» **Provided information**:
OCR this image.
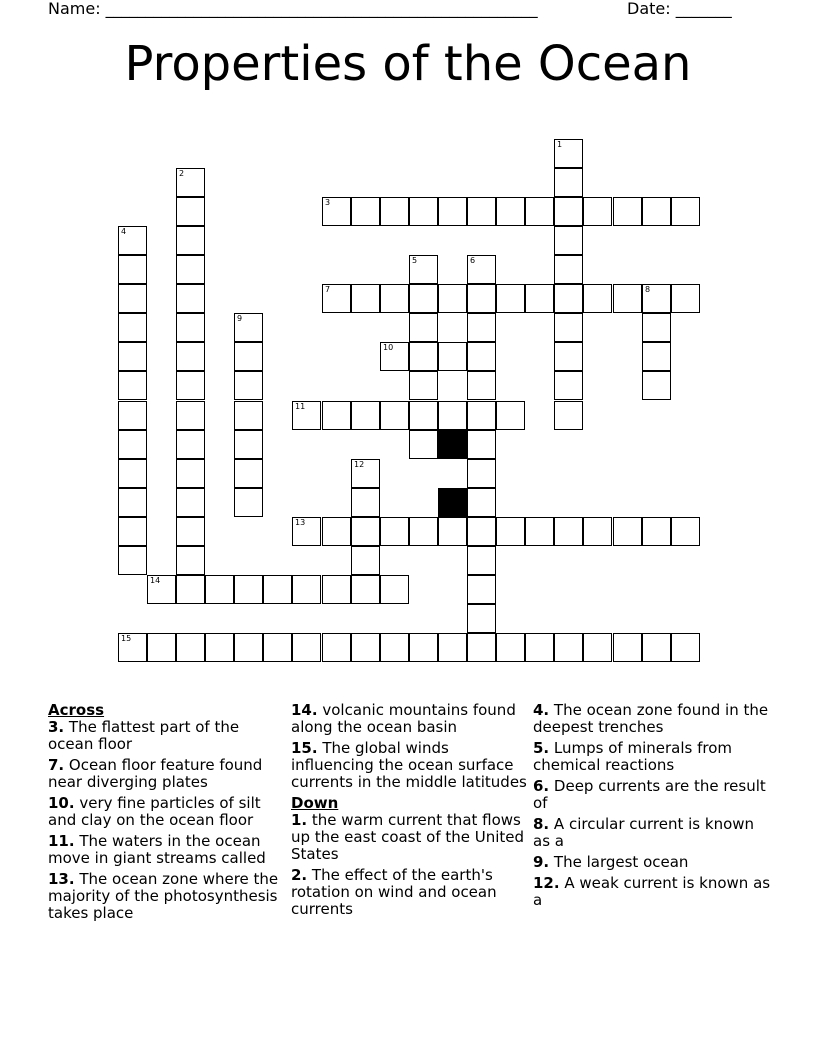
Name: ______________________________________________________	Date: _______
Properties of the Ocean
1
2
3
4
5	6
7	8
9
10
11
12
13
14
15

Across

3. The flattest part of the ocean floor

7. Ocean floor feature found near diverging plates

10. very fine particles of silt and clay on the ocean floor

11. The waters in the ocean move in giant streams called

13. The ocean zone where the majority of the photosynthesis takes place

14. volcanic mountains found along the ocean basin

15. The global winds influencing the ocean surface currents in the middle latitudes

Down

1. the warm current that flows up the east coast of the United States

2. The effect of the earth's rotation on wind and ocean currents

4. The ocean zone found in the deepest trenches

5. Lumps of minerals from chemical reactions

6. Deep currents are the result of

8. A circular current is known as a

9. The largest ocean

12. A weak current is known as a
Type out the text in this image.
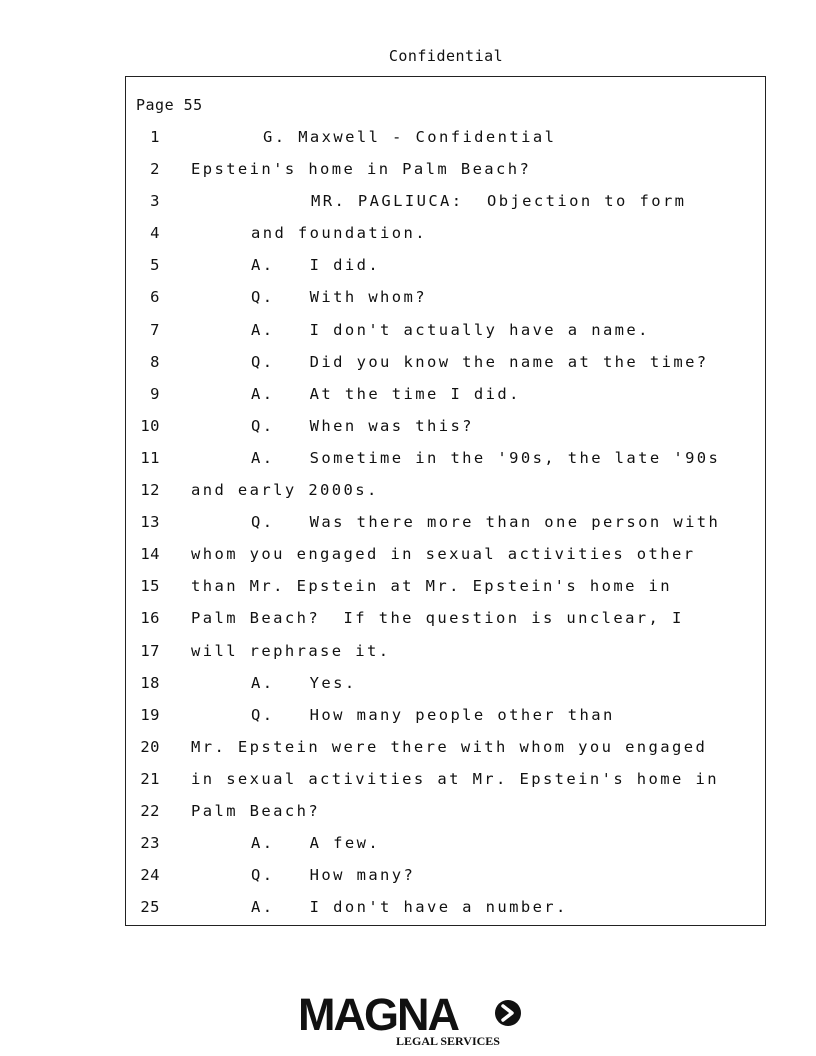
Confidential
Page 55
1	G. Maxwell - Confidential
2 Epstein's home in Palm Beach?
3	MR. PAGLIUCA:  Objection to form
4	and foundation.
5	A.   I did.
6	Q.   With whom?
7	A.   I don't actually have a name.
8	Q.   Did you know the name at the time?
9	A.   At the time I did.
10	Q.   When was this?
11	A.   Sometime in the '90s, the late '90s
12 and early 2000s.
13	Q.   Was there more than one person with
14 whom you engaged in sexual activities other
15 than Mr. Epstein at Mr. Epstein's home in
16 Palm Beach?  If the question is unclear, I
17 will rephrase it.
18	A.   Yes.
19	Q.   How many people other than
20 Mr. Epstein were there with whom you engaged
21 in sexual activities at Mr. Epstein's home in
22 Palm Beach?
23	A.   A few.
24	Q.   How many?
25	A.   I don't have a number.
MAGNA
LEGAL SERVICES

» **Work to be completed**:
Reproduce each entry precisely. Leave the pictures out.

» **Finished exercise**:
OCR this image.
Name: ______________________________________________________	Date: _______
Properties of the Ocean
1
2
3
4
5	6
7	8
9
10
11
12
13
14
15

Across

3. The flattest part of the ocean floor

7. Ocean floor feature found near diverging plates

10. very fine particles of silt and clay on the ocean floor

11. The waters in the ocean move in giant streams called

13. The ocean zone where the majority of the photosynthesis takes place

14. volcanic mountains found along the ocean basin

15. The global winds influencing the ocean surface currents in the middle latitudes

Down

1. the warm current that flows up the east coast of the United States

2. The effect of the earth's rotation on wind and ocean currents

4. The ocean zone found in the deepest trenches

5. Lumps of minerals from chemical reactions

6. Deep currents are the result of

8. A circular current is known as a

9. The largest ocean

12. A weak current is known as a
Type out the text in this image.
Confidential
Page 55
1	G. Maxwell - Confidential
2 Epstein's home in Palm Beach?
3	MR. PAGLIUCA:  Objection to form
4	and foundation.
5	A.   I did.
6	Q.   With whom?
7	A.   I don't actually have a name.
8	Q.   Did you know the name at the time?
9	A.   At the time I did.
10	Q.   When was this?
11	A.   Sometime in the '90s, the late '90s
12 and early 2000s.
13	Q.   Was there more than one person with
14 whom you engaged in sexual activities other
15 than Mr. Epstein at Mr. Epstein's home in
16 Palm Beach?  If the question is unclear, I
17 will rephrase it.
18	A.   Yes.
19	Q.   How many people other than
20 Mr. Epstein were there with whom you engaged
21 in sexual activities at Mr. Epstein's home in
22 Palm Beach?
23	A.   A few.
24	Q.   How many?
25	A.   I don't have a number.
MAGNA
LEGAL SERVICES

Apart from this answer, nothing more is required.